> [Problem statement]: Filter the entries for the word "category". Copy each line in which it occurs.

╭──

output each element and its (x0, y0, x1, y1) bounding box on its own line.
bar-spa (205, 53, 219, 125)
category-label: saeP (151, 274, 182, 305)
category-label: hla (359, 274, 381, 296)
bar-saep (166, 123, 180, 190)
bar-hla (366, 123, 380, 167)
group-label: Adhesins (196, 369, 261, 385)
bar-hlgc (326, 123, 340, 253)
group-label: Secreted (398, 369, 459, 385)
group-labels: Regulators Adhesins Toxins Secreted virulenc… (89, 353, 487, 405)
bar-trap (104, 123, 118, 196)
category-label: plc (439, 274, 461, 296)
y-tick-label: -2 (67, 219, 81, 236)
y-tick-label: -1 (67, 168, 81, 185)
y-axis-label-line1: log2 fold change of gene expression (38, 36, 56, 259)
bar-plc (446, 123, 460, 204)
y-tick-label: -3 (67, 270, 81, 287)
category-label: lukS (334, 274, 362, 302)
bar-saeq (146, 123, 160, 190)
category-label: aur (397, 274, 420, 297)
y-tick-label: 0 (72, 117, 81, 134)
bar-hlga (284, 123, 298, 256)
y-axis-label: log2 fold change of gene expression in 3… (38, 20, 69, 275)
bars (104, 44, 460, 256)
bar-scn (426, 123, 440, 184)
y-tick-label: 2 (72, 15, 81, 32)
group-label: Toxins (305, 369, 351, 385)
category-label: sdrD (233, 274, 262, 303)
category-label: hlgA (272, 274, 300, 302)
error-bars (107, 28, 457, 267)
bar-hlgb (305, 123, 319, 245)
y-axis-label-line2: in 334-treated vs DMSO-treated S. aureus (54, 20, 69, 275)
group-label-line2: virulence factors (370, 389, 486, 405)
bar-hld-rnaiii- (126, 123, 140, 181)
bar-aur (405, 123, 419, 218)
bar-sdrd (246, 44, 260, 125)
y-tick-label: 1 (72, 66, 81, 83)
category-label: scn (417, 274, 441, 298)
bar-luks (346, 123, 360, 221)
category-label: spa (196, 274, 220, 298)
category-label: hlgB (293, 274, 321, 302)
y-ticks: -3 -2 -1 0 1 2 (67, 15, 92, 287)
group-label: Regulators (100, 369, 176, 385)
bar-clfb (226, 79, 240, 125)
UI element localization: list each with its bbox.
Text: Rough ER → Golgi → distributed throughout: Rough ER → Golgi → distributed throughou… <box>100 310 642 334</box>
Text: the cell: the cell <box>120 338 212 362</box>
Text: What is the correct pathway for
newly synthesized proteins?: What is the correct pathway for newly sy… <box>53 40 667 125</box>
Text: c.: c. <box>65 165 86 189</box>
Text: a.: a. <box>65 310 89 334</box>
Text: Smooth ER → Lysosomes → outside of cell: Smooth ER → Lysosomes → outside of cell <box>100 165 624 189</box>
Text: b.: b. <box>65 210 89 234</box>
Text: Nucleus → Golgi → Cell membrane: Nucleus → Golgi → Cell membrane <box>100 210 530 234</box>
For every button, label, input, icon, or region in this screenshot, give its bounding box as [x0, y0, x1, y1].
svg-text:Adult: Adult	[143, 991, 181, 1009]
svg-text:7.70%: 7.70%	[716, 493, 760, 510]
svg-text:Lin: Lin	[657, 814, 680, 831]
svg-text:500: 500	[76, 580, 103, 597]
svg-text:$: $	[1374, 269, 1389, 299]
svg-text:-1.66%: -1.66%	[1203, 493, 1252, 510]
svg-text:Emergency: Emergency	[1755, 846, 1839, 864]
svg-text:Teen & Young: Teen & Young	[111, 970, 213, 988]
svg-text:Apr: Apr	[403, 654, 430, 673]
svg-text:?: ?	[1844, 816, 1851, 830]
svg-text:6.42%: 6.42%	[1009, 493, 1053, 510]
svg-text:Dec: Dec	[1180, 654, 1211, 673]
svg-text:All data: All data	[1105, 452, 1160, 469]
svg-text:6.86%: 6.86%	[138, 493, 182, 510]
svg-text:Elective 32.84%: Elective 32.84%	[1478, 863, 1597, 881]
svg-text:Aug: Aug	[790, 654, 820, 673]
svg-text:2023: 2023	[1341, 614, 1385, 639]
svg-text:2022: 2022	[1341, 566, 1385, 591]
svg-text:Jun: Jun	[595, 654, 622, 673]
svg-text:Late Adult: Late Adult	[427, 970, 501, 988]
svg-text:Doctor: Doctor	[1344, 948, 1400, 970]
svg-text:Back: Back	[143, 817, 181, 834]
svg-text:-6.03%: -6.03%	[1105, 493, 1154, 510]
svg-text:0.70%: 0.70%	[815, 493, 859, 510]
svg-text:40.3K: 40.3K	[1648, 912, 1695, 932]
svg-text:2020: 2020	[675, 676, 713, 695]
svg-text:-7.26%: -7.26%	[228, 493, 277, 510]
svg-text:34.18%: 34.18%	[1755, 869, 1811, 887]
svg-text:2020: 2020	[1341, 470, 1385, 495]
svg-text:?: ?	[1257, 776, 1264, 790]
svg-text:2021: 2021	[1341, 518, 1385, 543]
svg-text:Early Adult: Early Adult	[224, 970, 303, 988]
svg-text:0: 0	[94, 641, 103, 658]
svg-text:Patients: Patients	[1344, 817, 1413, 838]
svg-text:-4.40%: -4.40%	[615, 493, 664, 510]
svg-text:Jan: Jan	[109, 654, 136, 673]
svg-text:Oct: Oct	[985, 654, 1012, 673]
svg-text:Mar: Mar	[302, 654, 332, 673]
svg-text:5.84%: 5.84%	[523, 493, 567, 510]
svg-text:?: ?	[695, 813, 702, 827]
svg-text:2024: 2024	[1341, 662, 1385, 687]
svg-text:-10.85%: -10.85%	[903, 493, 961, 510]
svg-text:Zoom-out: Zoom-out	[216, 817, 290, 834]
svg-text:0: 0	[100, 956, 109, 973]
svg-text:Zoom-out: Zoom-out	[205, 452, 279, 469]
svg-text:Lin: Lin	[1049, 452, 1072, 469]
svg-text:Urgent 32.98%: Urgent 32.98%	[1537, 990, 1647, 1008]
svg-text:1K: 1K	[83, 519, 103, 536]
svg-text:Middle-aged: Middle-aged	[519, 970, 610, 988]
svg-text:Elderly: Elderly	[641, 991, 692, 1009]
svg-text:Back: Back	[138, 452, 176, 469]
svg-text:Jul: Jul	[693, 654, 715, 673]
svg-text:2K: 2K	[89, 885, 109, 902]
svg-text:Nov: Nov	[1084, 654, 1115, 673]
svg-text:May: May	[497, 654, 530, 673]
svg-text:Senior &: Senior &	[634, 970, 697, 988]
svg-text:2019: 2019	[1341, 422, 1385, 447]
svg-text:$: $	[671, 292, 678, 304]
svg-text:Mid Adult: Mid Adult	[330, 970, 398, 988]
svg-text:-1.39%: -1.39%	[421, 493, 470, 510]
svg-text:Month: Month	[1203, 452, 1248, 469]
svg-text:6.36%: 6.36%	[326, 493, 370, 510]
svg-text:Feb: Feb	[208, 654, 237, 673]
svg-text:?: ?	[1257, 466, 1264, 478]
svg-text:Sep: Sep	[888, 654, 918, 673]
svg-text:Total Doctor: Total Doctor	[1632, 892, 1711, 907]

╰──

> [Solution to this exercise]:
category-label: saeP (151, 274, 182, 305)
category-label: hla (359, 274, 381, 296)
category-label: plc (439, 274, 461, 296)
category-label: lukS (334, 274, 362, 302)
category-label: aur (397, 274, 420, 297)
category-label: sdrD (233, 274, 262, 303)
category-label: hlgA (272, 274, 300, 302)
category-label: scn (417, 274, 441, 298)
category-label: spa (196, 274, 220, 298)
category-label: hlgB (293, 274, 321, 302)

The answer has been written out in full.